_Problem to work on_
Count the lines in the material below that contain the string "legend", matching case exactly, and give only the number.

━━━ Dataset records ━━━

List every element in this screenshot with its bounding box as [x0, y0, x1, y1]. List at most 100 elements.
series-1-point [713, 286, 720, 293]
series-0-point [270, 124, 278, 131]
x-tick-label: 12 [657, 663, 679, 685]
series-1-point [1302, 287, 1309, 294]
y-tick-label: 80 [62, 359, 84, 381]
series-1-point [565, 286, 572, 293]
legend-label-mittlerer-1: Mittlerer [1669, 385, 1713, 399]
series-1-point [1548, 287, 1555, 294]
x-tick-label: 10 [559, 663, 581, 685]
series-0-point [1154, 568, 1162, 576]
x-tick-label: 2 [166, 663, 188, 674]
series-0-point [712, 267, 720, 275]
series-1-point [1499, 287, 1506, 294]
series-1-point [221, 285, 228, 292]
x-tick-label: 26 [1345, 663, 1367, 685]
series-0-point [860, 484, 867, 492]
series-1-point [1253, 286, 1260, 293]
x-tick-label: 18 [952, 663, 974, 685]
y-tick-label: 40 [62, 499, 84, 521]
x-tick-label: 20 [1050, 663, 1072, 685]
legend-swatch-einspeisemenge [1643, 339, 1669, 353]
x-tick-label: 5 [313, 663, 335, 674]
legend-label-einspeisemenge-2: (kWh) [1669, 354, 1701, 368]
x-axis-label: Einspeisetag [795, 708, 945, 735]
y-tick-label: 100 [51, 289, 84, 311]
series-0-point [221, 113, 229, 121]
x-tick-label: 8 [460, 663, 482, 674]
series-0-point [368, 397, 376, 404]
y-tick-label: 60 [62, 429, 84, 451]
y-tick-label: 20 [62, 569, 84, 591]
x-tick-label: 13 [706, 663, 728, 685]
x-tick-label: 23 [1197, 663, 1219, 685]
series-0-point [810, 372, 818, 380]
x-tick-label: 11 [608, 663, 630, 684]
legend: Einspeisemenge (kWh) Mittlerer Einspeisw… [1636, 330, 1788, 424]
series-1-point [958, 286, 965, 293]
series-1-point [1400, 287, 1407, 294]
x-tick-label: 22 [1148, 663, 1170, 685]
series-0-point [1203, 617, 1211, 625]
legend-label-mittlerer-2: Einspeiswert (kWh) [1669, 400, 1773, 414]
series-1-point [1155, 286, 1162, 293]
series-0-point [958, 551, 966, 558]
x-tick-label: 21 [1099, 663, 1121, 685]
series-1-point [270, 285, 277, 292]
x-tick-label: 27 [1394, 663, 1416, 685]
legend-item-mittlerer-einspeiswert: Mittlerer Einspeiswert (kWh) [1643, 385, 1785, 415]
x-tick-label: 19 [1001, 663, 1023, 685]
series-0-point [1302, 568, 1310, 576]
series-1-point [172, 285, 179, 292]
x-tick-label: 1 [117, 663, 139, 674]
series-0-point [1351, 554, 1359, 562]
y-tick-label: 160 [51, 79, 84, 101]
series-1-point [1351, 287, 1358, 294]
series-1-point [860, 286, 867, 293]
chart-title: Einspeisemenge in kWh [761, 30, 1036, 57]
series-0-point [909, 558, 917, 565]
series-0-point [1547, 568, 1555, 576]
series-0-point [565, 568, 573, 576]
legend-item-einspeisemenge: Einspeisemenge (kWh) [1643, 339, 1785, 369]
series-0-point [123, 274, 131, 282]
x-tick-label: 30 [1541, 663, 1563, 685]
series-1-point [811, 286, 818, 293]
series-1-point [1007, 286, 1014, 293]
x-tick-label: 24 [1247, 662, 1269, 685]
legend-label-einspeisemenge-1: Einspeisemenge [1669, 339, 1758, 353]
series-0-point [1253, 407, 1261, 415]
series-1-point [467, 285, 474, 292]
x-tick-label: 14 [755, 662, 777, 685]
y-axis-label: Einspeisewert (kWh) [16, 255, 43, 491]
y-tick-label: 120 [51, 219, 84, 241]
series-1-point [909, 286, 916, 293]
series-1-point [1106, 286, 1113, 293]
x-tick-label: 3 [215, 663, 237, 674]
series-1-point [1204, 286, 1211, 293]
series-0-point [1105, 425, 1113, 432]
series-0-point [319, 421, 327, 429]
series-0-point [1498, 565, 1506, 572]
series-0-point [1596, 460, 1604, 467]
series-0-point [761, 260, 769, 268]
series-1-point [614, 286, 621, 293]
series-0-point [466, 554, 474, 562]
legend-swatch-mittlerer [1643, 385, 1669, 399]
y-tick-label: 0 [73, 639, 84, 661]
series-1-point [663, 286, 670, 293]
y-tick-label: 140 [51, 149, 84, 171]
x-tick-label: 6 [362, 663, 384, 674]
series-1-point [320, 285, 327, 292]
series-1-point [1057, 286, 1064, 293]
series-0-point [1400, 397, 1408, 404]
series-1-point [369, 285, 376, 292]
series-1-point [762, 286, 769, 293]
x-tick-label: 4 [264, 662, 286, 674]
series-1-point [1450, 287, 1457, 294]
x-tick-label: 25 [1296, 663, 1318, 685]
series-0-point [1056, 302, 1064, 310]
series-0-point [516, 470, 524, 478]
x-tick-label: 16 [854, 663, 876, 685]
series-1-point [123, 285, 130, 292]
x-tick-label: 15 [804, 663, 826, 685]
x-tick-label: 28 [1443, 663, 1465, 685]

━━━

_Reply to the task_
9